** Seçilen bölüm **
****************
SEVMEMEK Mİ SEVEMEMEK Mİ?..
Bize öyle geliyor ki, bu mesele "Sevmemek" değil "Sevememek"tir.
Hazreti Osman, Hazreti Ömer ve Hazreti Ebû Bekir (r.a.) efendilerimiz bir kimseye değer verip onu ümmetin umumî işlerinin başına getiriyor ve en başta Hazreti Resûlüllah (s.a.v.) aynı kişiye aynı derecede değer veriyor ve onun iyiliğine duâ ediyorsa, böyle bir zatı sevmeyen veya sevemeyen kimse kendi âkıbetinden korkmalı değil midir?
Hazreti Muâviye radıyallâhü anh, ömrünün son günlerinde hastalandığında oğlu Yezid'i çağırıp "Ali'nin oğlu Hüseyin mübârek bir zattır. Kûfeliler onu senin karşına çıkarabilirler. Ona galip geldiğin zaman affeyle. İyi karşıla. Onun bize yakınlığı ve büyük hakkı vardır. Resûlüllah'ın torunudur" dedi.
İşte gerçekler böyle. Hazreti Muâviye böyle söylediği halde, vefatından sonra vasiyetinin aksine üzücü olaylar meydana gelmişse bunda Hazreti Muâviye'nin ne vebali olabilir?
Hazreti Muâviye hastalığı artınca, "Resûlüllah (s.a.v.) bana bir gömlek giydirmişti. O mübârek gömleği bu güne kadar sakladım. Bir gün kestiği tırnakları da bir şişe içine koyup saklamıştım. Vefat ettiğim zaman o gömleği bana giydiriniz. O tırnakları da gözlerime ve ağzıma koyunuz. Belki onların hürmetine Cenab-ı Hak beni affeder" dedi.
****************
** Veri kümesi alıntısı **
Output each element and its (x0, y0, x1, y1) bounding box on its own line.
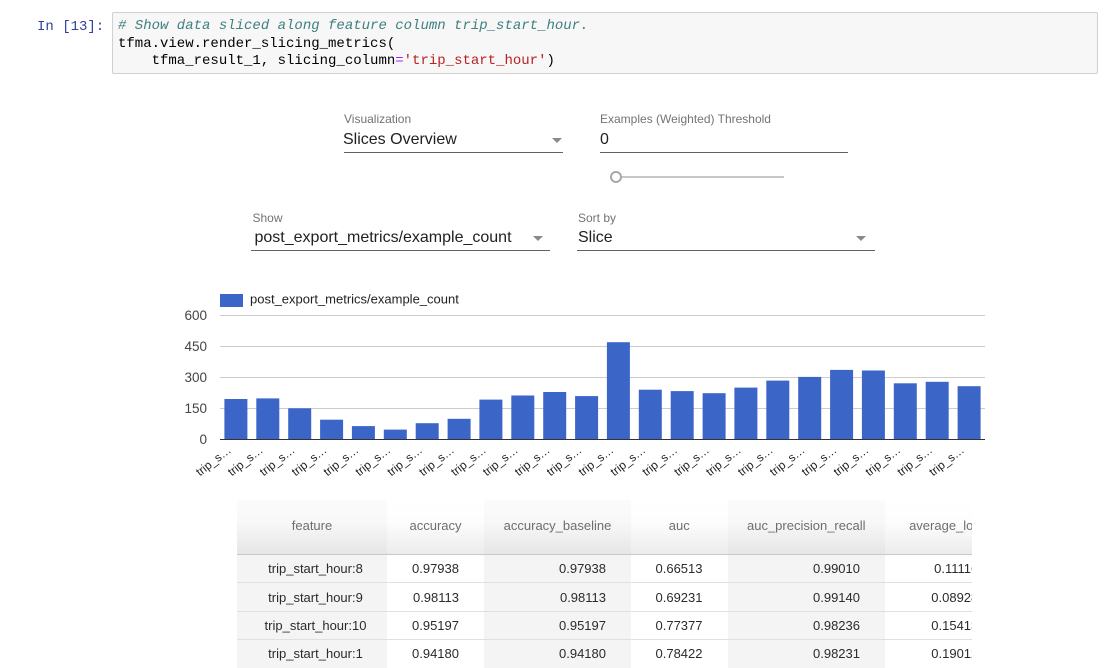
****************
Hazreti Muâviye'yi anlatan metne göre şu soruları cevaplayın:
1. Metinde mesele "Sevmemek" değil de ne olarak nitelendiriliyor?
2. Hazreti Muâviye, Yezid'e Hüseyin'e galip geldiğinde ne yapmasını söyledi?
3. Hazreti Muâviye, sakladığı tırnakların nereye konmasını istedi?

1. "Sevememek" olarak nitelendiriliyor.
2. Onu affetmesini ve iyi karşılamasını söyledi.
3. Gözlerine ve ağzına konmasını istedi.